◆ **Given exercise**
Read the data and repeat it in full, exactly.
== Supplied records ==
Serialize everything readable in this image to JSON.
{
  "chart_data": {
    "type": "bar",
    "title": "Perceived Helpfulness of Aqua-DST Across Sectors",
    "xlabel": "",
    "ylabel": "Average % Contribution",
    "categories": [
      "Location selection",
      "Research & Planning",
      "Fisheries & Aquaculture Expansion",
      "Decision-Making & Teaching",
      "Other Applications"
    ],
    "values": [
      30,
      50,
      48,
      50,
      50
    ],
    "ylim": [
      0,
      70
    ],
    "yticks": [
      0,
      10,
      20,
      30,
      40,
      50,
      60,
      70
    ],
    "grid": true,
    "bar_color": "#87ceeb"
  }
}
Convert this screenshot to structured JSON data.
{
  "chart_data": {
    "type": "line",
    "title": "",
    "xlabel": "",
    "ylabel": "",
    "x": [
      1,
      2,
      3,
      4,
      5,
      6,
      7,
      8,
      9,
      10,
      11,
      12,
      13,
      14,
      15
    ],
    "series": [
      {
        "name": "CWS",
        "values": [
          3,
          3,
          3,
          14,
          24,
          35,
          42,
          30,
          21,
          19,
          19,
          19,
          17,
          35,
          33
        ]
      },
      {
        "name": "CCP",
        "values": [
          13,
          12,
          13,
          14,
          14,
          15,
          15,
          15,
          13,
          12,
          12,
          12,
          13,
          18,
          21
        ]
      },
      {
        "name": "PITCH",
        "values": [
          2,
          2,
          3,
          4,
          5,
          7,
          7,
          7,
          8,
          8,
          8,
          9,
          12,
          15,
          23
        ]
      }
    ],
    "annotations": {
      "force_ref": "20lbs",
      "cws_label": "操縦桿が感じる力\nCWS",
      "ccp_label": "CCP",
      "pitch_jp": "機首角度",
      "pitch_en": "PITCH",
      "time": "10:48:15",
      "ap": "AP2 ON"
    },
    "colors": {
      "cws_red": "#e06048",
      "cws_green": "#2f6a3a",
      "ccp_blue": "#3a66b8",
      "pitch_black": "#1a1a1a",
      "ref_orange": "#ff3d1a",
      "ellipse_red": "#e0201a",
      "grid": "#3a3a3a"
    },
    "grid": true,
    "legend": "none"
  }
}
===
◆ **Solution**
Serialize everything readable in this image to JSON.
{
  "chart_data": {
    "type": "bar",
    "title": "Perceived Helpfulness of Aqua-DST Across Sectors",
    "xlabel": "",
    "ylabel": "Average % Contribution",
    "categories": [
      "Location selection",
      "Research & Planning",
      "Fisheries & Aquaculture Expansion",
      "Decision-Making & Teaching",
      "Other Applications"
    ],
    "values": [
      30,
      50,
      48,
      50,
      50
    ],
    "ylim": [
      0,
      70
    ],
    "yticks": [
      0,
      10,
      20,
      30,
      40,
      50,
      60,
      70
    ],
    "grid": true,
    "bar_color": "#87ceeb"
  }
}
Convert this screenshot to structured JSON data.
{
  "chart_data": {
    "type": "line",
    "title": "",
    "xlabel": "",
    "ylabel": "",
    "x": [
      1,
      2,
      3,
      4,
      5,
      6,
      7,
      8,
      9,
      10,
      11,
      12,
      13,
      14,
      15
    ],
    "series": [
      {
        "name": "CWS",
        "values": [
          3,
          3,
          3,
          14,
          24,
          35,
          42,
          30,
          21,
          19,
          19,
          19,
          17,
          35,
          33
        ]
      },
      {
        "name": "CCP",
        "values": [
          13,
          12,
          13,
          14,
          14,
          15,
          15,
          15,
          13,
          12,
          12,
          12,
          13,
          18,
          21
        ]
      },
      {
        "name": "PITCH",
        "values": [
          2,
          2,
          3,
          4,
          5,
          7,
          7,
          7,
          8,
          8,
          8,
          9,
          12,
          15,
          23
        ]
      }
    ],
    "annotations": {
      "force_ref": "20lbs",
      "cws_label": "操縦桿が感じる力\nCWS",
      "ccp_label": "CCP",
      "pitch_jp": "機首角度",
      "pitch_en": "PITCH",
      "time": "10:48:15",
      "ap": "AP2 ON"
    },
    "colors": {
      "cws_red": "#e06048",
      "cws_green": "#2f6a3a",
      "ccp_blue": "#3a66b8",
      "pitch_black": "#1a1a1a",
      "ref_orange": "#ff3d1a",
      "ellipse_red": "#e0201a",
      "grid": "#3a3a3a"
    },
    "grid": true,
    "legend": "none"
  }
}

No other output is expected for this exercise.